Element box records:
start

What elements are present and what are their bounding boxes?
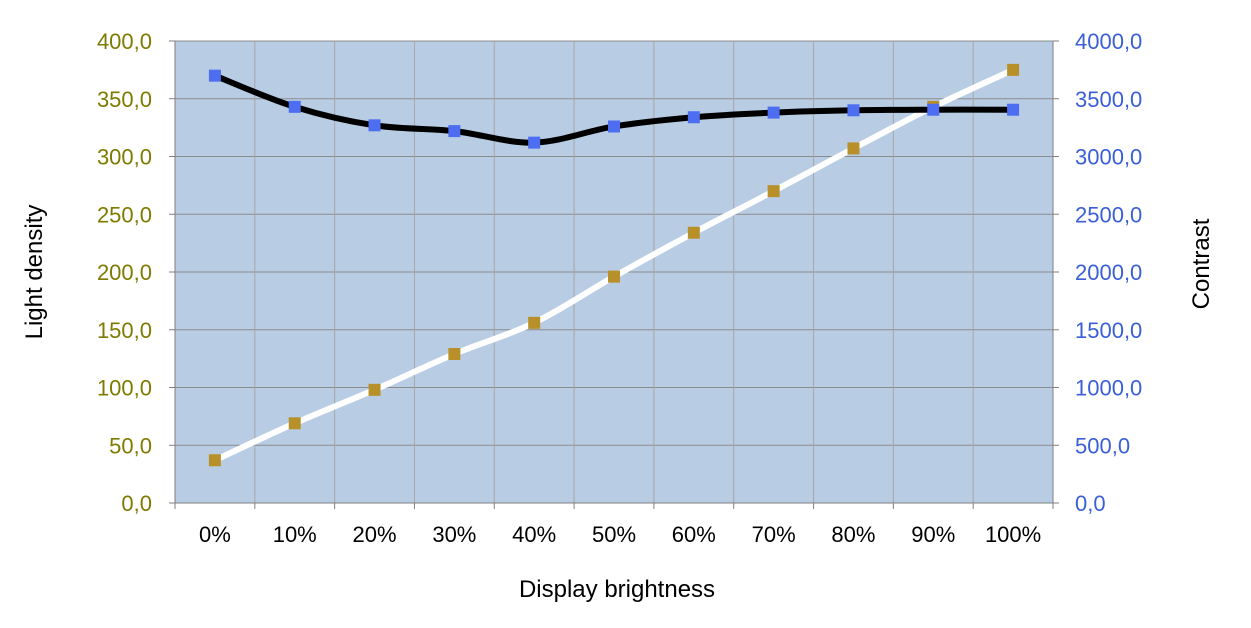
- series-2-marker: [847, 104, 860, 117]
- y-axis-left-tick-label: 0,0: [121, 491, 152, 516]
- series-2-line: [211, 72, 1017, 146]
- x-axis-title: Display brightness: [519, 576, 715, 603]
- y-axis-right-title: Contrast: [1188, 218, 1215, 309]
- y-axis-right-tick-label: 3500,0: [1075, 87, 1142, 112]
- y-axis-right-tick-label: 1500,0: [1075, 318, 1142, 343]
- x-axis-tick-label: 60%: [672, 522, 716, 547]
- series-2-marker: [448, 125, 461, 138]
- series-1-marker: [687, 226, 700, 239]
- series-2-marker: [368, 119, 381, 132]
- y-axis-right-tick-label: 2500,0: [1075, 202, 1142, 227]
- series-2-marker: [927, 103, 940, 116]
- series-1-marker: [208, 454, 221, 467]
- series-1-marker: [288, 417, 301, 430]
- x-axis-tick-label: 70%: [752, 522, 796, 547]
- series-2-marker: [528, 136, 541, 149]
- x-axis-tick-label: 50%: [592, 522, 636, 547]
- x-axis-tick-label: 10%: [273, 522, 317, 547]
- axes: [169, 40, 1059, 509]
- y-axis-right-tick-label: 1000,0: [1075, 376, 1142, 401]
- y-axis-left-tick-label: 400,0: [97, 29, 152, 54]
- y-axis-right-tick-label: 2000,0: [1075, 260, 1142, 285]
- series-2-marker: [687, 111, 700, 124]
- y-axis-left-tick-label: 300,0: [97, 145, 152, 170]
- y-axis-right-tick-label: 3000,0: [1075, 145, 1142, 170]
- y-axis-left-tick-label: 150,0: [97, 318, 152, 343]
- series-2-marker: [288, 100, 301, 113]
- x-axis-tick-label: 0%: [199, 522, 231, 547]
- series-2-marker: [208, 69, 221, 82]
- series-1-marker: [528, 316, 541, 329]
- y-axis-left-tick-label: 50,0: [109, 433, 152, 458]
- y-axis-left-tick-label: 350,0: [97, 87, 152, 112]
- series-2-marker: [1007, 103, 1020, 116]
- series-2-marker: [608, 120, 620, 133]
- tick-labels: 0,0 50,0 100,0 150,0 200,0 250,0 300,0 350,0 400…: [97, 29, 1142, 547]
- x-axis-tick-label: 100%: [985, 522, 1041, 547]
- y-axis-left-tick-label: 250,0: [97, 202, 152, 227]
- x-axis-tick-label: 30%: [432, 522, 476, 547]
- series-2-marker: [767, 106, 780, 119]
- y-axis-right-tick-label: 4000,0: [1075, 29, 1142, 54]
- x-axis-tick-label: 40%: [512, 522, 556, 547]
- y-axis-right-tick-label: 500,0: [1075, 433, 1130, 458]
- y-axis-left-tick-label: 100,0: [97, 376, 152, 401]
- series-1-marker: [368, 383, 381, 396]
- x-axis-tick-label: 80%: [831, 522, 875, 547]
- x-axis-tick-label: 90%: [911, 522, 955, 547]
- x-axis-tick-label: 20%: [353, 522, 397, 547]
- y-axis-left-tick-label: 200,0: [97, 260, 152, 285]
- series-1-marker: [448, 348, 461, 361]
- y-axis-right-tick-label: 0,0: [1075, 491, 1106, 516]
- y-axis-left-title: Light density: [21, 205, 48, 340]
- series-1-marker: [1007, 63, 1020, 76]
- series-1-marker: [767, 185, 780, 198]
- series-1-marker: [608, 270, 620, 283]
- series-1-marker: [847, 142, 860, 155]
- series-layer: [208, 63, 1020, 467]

end

> _Short exercise_:
Reproduce the records above line for line without changing anything, but leave out the pictures.

> _Result for this exercise_:
What elements are present and what are their bounding boxes?
- series-2-marker: [847, 104, 860, 117]
- y-axis-left-tick-label: 0,0: [121, 491, 152, 516]
- series-2-line: [211, 72, 1017, 146]
- x-axis-title: Display brightness: [519, 576, 715, 603]
- y-axis-right-title: Contrast: [1188, 218, 1215, 309]
- y-axis-right-tick-label: 3500,0: [1075, 87, 1142, 112]
- y-axis-right-tick-label: 1500,0: [1075, 318, 1142, 343]
- x-axis-tick-label: 60%: [672, 522, 716, 547]
- series-2-marker: [448, 125, 461, 138]
- series-1-marker: [687, 226, 700, 239]
- series-2-marker: [368, 119, 381, 132]
- y-axis-right-tick-label: 2500,0: [1075, 202, 1142, 227]
- series-2-marker: [927, 103, 940, 116]
- series-1-marker: [208, 454, 221, 467]
- series-1-marker: [288, 417, 301, 430]
- x-axis-tick-label: 70%: [752, 522, 796, 547]
- series-2-marker: [528, 136, 541, 149]
- x-axis-tick-label: 50%: [592, 522, 636, 547]
- x-axis-tick-label: 10%: [273, 522, 317, 547]
- axes: [169, 40, 1059, 509]
- y-axis-right-tick-label: 1000,0: [1075, 376, 1142, 401]
- y-axis-left-tick-label: 400,0: [97, 29, 152, 54]
- y-axis-right-tick-label: 2000,0: [1075, 260, 1142, 285]
- series-2-marker: [687, 111, 700, 124]
- y-axis-left-tick-label: 300,0: [97, 145, 152, 170]
- y-axis-right-tick-label: 3000,0: [1075, 145, 1142, 170]
- y-axis-left-tick-label: 150,0: [97, 318, 152, 343]
- series-2-marker: [288, 100, 301, 113]
- x-axis-tick-label: 0%: [199, 522, 231, 547]
- series-2-marker: [208, 69, 221, 82]
- series-1-marker: [528, 316, 541, 329]
- y-axis-left-tick-label: 50,0: [109, 433, 152, 458]
- y-axis-left-tick-label: 350,0: [97, 87, 152, 112]
- series-2-marker: [1007, 103, 1020, 116]
- series-2-marker: [608, 120, 620, 133]
- tick-labels: 0,0 50,0 100,0 150,0 200,0 250,0 300,0 350,0 400…: [97, 29, 1142, 547]
- x-axis-tick-label: 100%: [985, 522, 1041, 547]
- y-axis-left-tick-label: 250,0: [97, 202, 152, 227]
- x-axis-tick-label: 30%: [432, 522, 476, 547]
- series-2-marker: [767, 106, 780, 119]
- y-axis-right-tick-label: 4000,0: [1075, 29, 1142, 54]
- x-axis-tick-label: 40%: [512, 522, 556, 547]
- y-axis-right-tick-label: 500,0: [1075, 433, 1130, 458]
- y-axis-left-tick-label: 100,0: [97, 376, 152, 401]
- series-1-marker: [368, 383, 381, 396]
- x-axis-tick-label: 80%: [831, 522, 875, 547]
- x-axis-tick-label: 90%: [911, 522, 955, 547]
- x-axis-tick-label: 20%: [353, 522, 397, 547]
- y-axis-left-tick-label: 200,0: [97, 260, 152, 285]
- series-1-marker: [448, 348, 461, 361]
- y-axis-right-tick-label: 0,0: [1075, 491, 1106, 516]
- y-axis-left-title: Light density: [21, 205, 48, 340]
- series-1-marker: [1007, 63, 1020, 76]
- series-1-marker: [767, 185, 780, 198]
- series-1-marker: [608, 270, 620, 283]
- series-1-marker: [847, 142, 860, 155]
- series-layer: [208, 63, 1020, 467]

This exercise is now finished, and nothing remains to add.